◆ Exercise requirements
Write out all of the records precisely. Skip anything that is a picture.
====== Extracted records ======
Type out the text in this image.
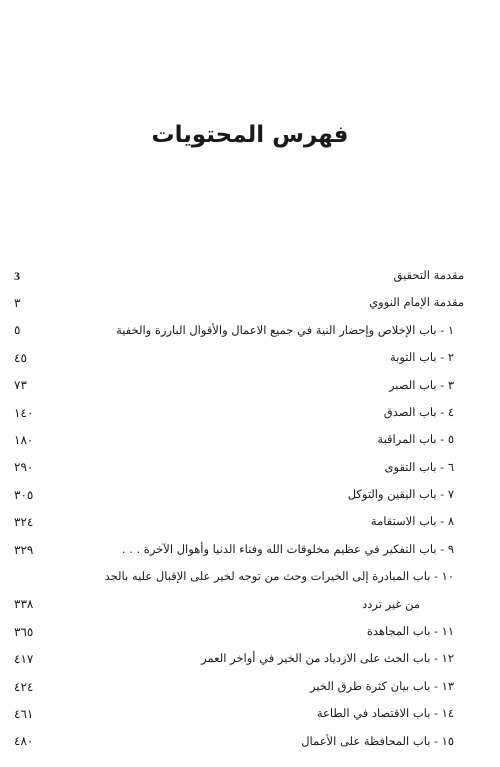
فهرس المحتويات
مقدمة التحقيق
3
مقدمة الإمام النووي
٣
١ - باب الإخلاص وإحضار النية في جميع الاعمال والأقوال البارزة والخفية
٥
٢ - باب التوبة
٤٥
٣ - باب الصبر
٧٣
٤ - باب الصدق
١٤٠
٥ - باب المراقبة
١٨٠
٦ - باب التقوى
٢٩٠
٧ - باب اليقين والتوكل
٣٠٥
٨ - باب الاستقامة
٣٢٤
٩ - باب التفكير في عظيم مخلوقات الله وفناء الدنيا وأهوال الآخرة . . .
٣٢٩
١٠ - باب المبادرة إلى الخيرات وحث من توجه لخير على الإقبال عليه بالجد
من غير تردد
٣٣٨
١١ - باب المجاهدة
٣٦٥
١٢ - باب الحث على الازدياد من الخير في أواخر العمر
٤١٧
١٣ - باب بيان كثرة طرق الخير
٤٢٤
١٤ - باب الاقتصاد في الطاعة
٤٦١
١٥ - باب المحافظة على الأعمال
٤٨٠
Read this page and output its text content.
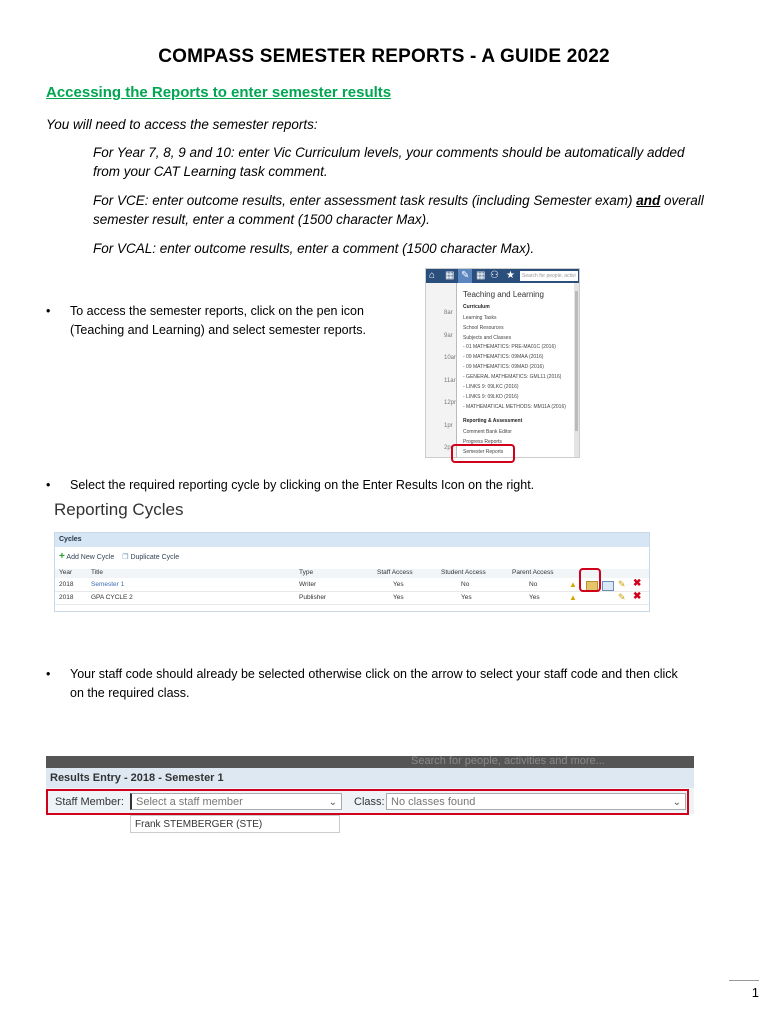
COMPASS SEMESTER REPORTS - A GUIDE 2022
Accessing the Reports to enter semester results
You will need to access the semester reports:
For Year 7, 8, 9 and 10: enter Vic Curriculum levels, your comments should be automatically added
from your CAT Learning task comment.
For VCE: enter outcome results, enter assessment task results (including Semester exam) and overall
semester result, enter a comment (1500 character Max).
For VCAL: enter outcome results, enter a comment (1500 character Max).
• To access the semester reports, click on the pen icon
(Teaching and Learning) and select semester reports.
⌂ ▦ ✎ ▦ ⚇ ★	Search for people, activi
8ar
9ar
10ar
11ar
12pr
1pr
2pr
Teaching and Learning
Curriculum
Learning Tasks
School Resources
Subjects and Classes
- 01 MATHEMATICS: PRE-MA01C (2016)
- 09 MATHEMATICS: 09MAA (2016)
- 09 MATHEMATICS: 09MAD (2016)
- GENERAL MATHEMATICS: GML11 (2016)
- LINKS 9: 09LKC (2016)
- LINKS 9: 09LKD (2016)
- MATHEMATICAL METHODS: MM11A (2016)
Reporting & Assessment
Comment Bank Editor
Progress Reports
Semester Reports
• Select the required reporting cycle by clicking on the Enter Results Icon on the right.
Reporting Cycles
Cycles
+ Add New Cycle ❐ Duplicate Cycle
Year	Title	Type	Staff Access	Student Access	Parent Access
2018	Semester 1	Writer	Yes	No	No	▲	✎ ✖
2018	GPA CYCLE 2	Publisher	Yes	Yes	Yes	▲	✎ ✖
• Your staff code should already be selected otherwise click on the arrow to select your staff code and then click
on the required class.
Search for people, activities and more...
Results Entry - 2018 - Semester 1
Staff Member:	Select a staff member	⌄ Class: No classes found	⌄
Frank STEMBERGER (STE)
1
======
◆ Completed exercise
Type out the text in this image.
فهرس المحتويات
مقدمة التحقيق
3
مقدمة الإمام النووي
٣
١ - باب الإخلاص وإحضار النية في جميع الاعمال والأقوال البارزة والخفية
٥
٢ - باب التوبة
٤٥
٣ - باب الصبر
٧٣
٤ - باب الصدق
١٤٠
٥ - باب المراقبة
١٨٠
٦ - باب التقوى
٢٩٠
٧ - باب اليقين والتوكل
٣٠٥
٨ - باب الاستقامة
٣٢٤
٩ - باب التفكير في عظيم مخلوقات الله وفناء الدنيا وأهوال الآخرة . . .
٣٢٩
١٠ - باب المبادرة إلى الخيرات وحث من توجه لخير على الإقبال عليه بالجد
من غير تردد
٣٣٨
١١ - باب المجاهدة
٣٦٥
١٢ - باب الحث على الازدياد من الخير في أواخر العمر
٤١٧
١٣ - باب بيان كثرة طرق الخير
٤٢٤
١٤ - باب الاقتصاد في الطاعة
٤٦١
١٥ - باب المحافظة على الأعمال
٤٨٠
Read this page and output its text content.
COMPASS SEMESTER REPORTS - A GUIDE 2022
Accessing the Reports to enter semester results
You will need to access the semester reports:
For Year 7, 8, 9 and 10: enter Vic Curriculum levels, your comments should be automatically added
from your CAT Learning task comment.
For VCE: enter outcome results, enter assessment task results (including Semester exam) and overall
semester result, enter a comment (1500 character Max).
For VCAL: enter outcome results, enter a comment (1500 character Max).
• To access the semester reports, click on the pen icon
(Teaching and Learning) and select semester reports.
⌂ ▦ ✎ ▦ ⚇ ★	Search for people, activi
8ar
9ar
10ar
11ar
12pr
1pr
2pr
Teaching and Learning
Curriculum
Learning Tasks
School Resources
Subjects and Classes
- 01 MATHEMATICS: PRE-MA01C (2016)
- 09 MATHEMATICS: 09MAA (2016)
- 09 MATHEMATICS: 09MAD (2016)
- GENERAL MATHEMATICS: GML11 (2016)
- LINKS 9: 09LKC (2016)
- LINKS 9: 09LKD (2016)
- MATHEMATICAL METHODS: MM11A (2016)
Reporting & Assessment
Comment Bank Editor
Progress Reports
Semester Reports
• Select the required reporting cycle by clicking on the Enter Results Icon on the right.
Reporting Cycles
Cycles
+ Add New Cycle ❐ Duplicate Cycle
Year	Title	Type	Staff Access	Student Access	Parent Access
2018	Semester 1	Writer	Yes	No	No	▲	✎ ✖
2018	GPA CYCLE 2	Publisher	Yes	Yes	Yes	▲	✎ ✖
• Your staff code should already be selected otherwise click on the arrow to select your staff code and then click
on the required class.
Search for people, activities and more...
Results Entry - 2018 - Semester 1
Staff Member:	Select a staff member	⌄ Class: No classes found	⌄
Frank STEMBERGER (STE)
1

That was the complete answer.